* Start *

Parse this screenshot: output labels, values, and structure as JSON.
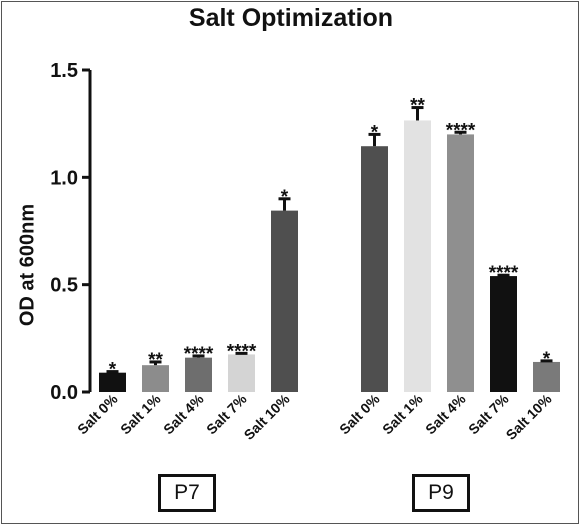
{
  "chart_data": {
    "type": "bar",
    "title": "Salt Optimization",
    "ylabel": "OD at 600nm",
    "ylim": [
      0,
      1.5
    ],
    "yticks": [
      "0.0",
      "0.5",
      "1.0",
      "1.5"
    ],
    "grid": false,
    "groups": [
      {
        "name": "P7",
        "bars": [
          {
            "label": "Salt 0%",
            "value": 0.09,
            "error": 0.005,
            "sig": "*",
            "color": "#111111"
          },
          {
            "label": "Salt 1%",
            "value": 0.125,
            "error": 0.015,
            "sig": "**",
            "color": "#8c8c8c"
          },
          {
            "label": "Salt 4%",
            "value": 0.16,
            "error": 0.008,
            "sig": "****",
            "color": "#6e6e6e"
          },
          {
            "label": "Salt 7%",
            "value": 0.175,
            "error": 0.005,
            "sig": "****",
            "color": "#d4d4d4"
          },
          {
            "label": "Salt 10%",
            "value": 0.845,
            "error": 0.055,
            "sig": "*",
            "color": "#4f4f4f"
          }
        ]
      },
      {
        "name": "P9",
        "bars": [
          {
            "label": "Salt 0%",
            "value": 1.145,
            "error": 0.055,
            "sig": "*",
            "color": "#4f4f4f"
          },
          {
            "label": "Salt 1%",
            "value": 1.265,
            "error": 0.06,
            "sig": "**",
            "color": "#e2e2e2"
          },
          {
            "label": "Salt 4%",
            "value": 1.2,
            "error": 0.01,
            "sig": "****",
            "color": "#8f8f8f"
          },
          {
            "label": "Salt 7%",
            "value": 0.54,
            "error": 0.004,
            "sig": "****",
            "color": "#111111"
          },
          {
            "label": "Salt 10%",
            "value": 0.14,
            "error": 0.005,
            "sig": "*",
            "color": "#7a7a7a"
          }
        ]
      }
    ]
  }
}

* End *

TASK DETAILS: Transcribe the preceding listing in its entirety and with exact wording, leaving out pictures.

SOLUTION TO THE PROBLEM:
Parse this screenshot: output labels, values, and structure as JSON.
{
  "chart_data": {
    "type": "bar",
    "title": "Salt Optimization",
    "ylabel": "OD at 600nm",
    "ylim": [
      0,
      1.5
    ],
    "yticks": [
      "0.0",
      "0.5",
      "1.0",
      "1.5"
    ],
    "grid": false,
    "groups": [
      {
        "name": "P7",
        "bars": [
          {
            "label": "Salt 0%",
            "value": 0.09,
            "error": 0.005,
            "sig": "*",
            "color": "#111111"
          },
          {
            "label": "Salt 1%",
            "value": 0.125,
            "error": 0.015,
            "sig": "**",
            "color": "#8c8c8c"
          },
          {
            "label": "Salt 4%",
            "value": 0.16,
            "error": 0.008,
            "sig": "****",
            "color": "#6e6e6e"
          },
          {
            "label": "Salt 7%",
            "value": 0.175,
            "error": 0.005,
            "sig": "****",
            "color": "#d4d4d4"
          },
          {
            "label": "Salt 10%",
            "value": 0.845,
            "error": 0.055,
            "sig": "*",
            "color": "#4f4f4f"
          }
        ]
      },
      {
        "name": "P9",
        "bars": [
          {
            "label": "Salt 0%",
            "value": 1.145,
            "error": 0.055,
            "sig": "*",
            "color": "#4f4f4f"
          },
          {
            "label": "Salt 1%",
            "value": 1.265,
            "error": 0.06,
            "sig": "**",
            "color": "#e2e2e2"
          },
          {
            "label": "Salt 4%",
            "value": 1.2,
            "error": 0.01,
            "sig": "****",
            "color": "#8f8f8f"
          },
          {
            "label": "Salt 7%",
            "value": 0.54,
            "error": 0.004,
            "sig": "****",
            "color": "#111111"
          },
          {
            "label": "Salt 10%",
            "value": 0.14,
            "error": 0.005,
            "sig": "*",
            "color": "#7a7a7a"
          }
        ]
      }
    ]
  }
}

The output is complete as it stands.